INSTRUCTIONS FOR THE TASK -
Copy each line that holds "August".

RAW RECORDS -
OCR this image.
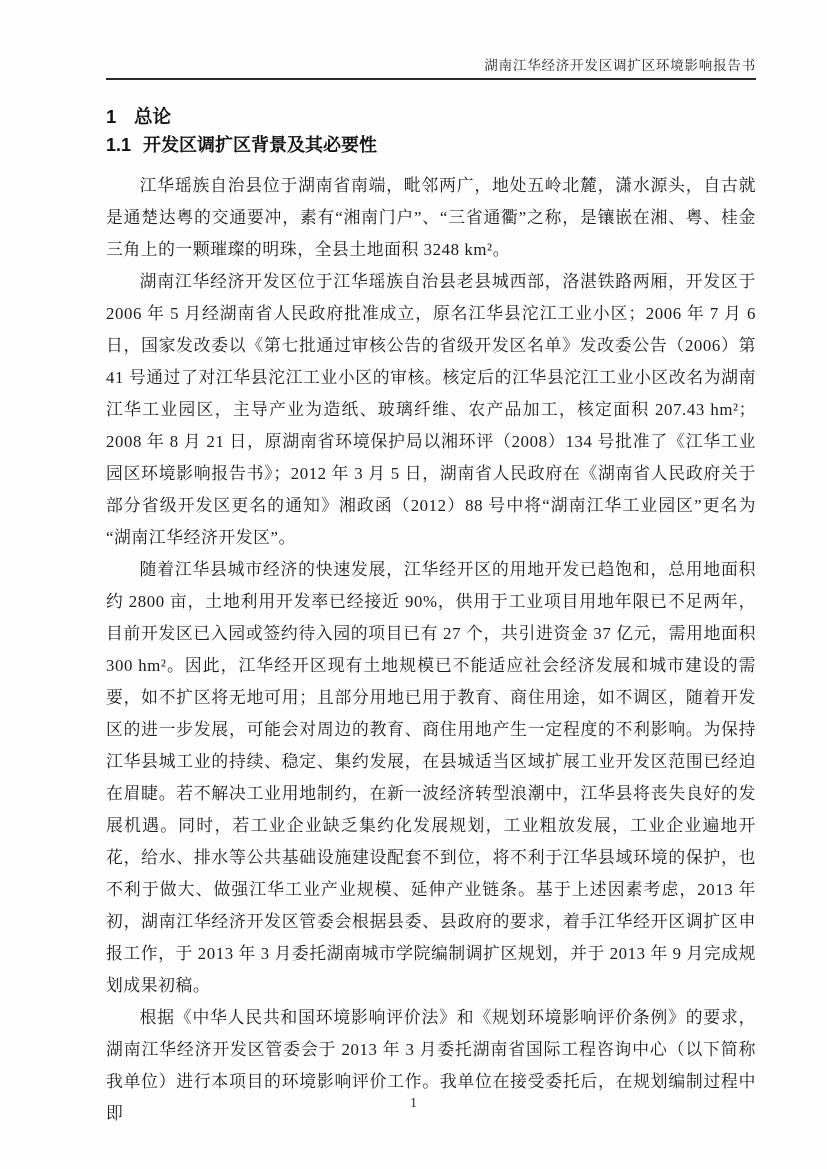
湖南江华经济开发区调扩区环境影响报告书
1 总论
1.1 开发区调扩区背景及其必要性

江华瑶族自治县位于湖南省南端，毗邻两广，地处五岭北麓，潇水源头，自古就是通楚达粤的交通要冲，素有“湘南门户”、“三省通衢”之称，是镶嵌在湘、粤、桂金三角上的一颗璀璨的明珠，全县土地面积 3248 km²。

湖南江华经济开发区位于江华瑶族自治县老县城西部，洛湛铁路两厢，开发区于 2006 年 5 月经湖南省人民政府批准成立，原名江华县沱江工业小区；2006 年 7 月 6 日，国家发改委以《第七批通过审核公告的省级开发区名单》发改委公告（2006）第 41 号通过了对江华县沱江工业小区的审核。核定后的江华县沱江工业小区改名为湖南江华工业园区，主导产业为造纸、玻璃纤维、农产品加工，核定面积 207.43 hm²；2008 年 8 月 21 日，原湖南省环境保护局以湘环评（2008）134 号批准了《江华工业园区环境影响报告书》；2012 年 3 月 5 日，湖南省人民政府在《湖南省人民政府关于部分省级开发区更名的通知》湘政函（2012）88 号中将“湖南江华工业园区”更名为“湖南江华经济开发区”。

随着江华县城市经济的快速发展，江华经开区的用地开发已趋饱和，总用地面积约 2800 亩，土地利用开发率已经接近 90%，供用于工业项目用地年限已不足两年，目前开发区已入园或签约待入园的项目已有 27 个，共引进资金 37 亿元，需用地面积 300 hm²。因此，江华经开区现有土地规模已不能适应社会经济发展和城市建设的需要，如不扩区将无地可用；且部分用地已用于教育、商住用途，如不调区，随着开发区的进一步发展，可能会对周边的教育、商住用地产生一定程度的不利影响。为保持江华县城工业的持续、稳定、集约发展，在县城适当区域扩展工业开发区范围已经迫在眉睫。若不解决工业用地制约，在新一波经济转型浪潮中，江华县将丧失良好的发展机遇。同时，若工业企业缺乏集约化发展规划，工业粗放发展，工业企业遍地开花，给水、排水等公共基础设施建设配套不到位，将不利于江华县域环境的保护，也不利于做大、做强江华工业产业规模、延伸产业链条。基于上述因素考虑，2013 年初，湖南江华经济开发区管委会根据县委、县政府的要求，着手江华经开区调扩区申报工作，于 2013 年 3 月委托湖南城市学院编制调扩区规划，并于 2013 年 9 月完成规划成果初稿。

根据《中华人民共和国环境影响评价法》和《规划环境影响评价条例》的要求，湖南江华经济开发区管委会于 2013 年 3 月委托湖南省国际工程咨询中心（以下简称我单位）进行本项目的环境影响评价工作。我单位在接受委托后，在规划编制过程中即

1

...

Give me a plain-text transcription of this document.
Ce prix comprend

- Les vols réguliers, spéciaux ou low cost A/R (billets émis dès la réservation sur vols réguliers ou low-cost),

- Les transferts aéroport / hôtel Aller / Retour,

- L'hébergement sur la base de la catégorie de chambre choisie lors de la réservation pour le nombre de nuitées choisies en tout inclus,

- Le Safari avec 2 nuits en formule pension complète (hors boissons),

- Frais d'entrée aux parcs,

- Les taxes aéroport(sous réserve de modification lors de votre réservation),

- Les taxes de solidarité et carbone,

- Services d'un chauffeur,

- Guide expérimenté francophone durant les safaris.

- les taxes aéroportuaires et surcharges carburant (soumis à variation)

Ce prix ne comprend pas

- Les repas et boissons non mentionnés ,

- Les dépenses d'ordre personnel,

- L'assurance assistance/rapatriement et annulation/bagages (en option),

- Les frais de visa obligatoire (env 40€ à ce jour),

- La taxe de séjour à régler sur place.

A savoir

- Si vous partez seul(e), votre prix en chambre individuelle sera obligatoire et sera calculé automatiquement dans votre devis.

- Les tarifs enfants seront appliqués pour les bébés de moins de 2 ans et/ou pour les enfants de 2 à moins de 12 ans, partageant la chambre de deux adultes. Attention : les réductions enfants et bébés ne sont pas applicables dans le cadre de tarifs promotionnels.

* * *

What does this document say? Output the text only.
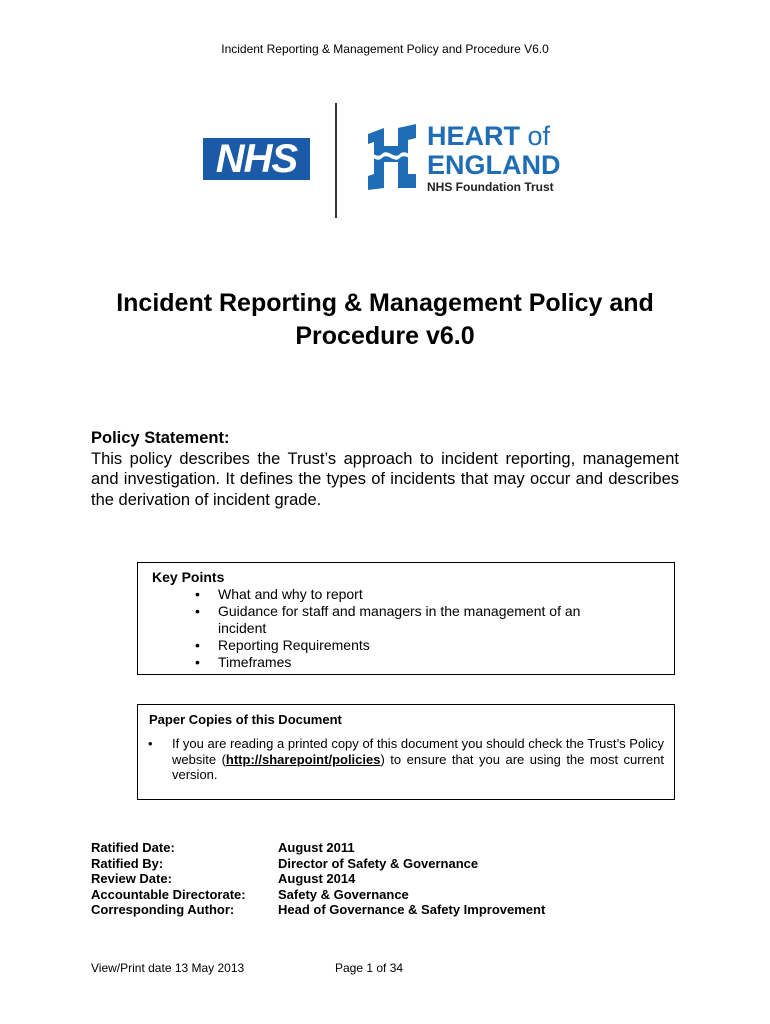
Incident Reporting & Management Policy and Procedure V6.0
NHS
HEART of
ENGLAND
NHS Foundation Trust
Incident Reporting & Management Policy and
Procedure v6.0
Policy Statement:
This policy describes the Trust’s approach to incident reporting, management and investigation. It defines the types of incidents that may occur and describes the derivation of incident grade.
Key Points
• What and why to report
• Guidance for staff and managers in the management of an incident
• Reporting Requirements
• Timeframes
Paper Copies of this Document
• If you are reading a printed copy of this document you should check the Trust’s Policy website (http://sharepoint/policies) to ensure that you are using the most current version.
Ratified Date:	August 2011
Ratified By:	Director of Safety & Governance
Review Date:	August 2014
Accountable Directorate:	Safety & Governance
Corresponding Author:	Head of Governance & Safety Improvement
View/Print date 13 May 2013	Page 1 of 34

OUTPUT OF THE TASK -
Ratified Date:	August 2011
Review Date:	August 2014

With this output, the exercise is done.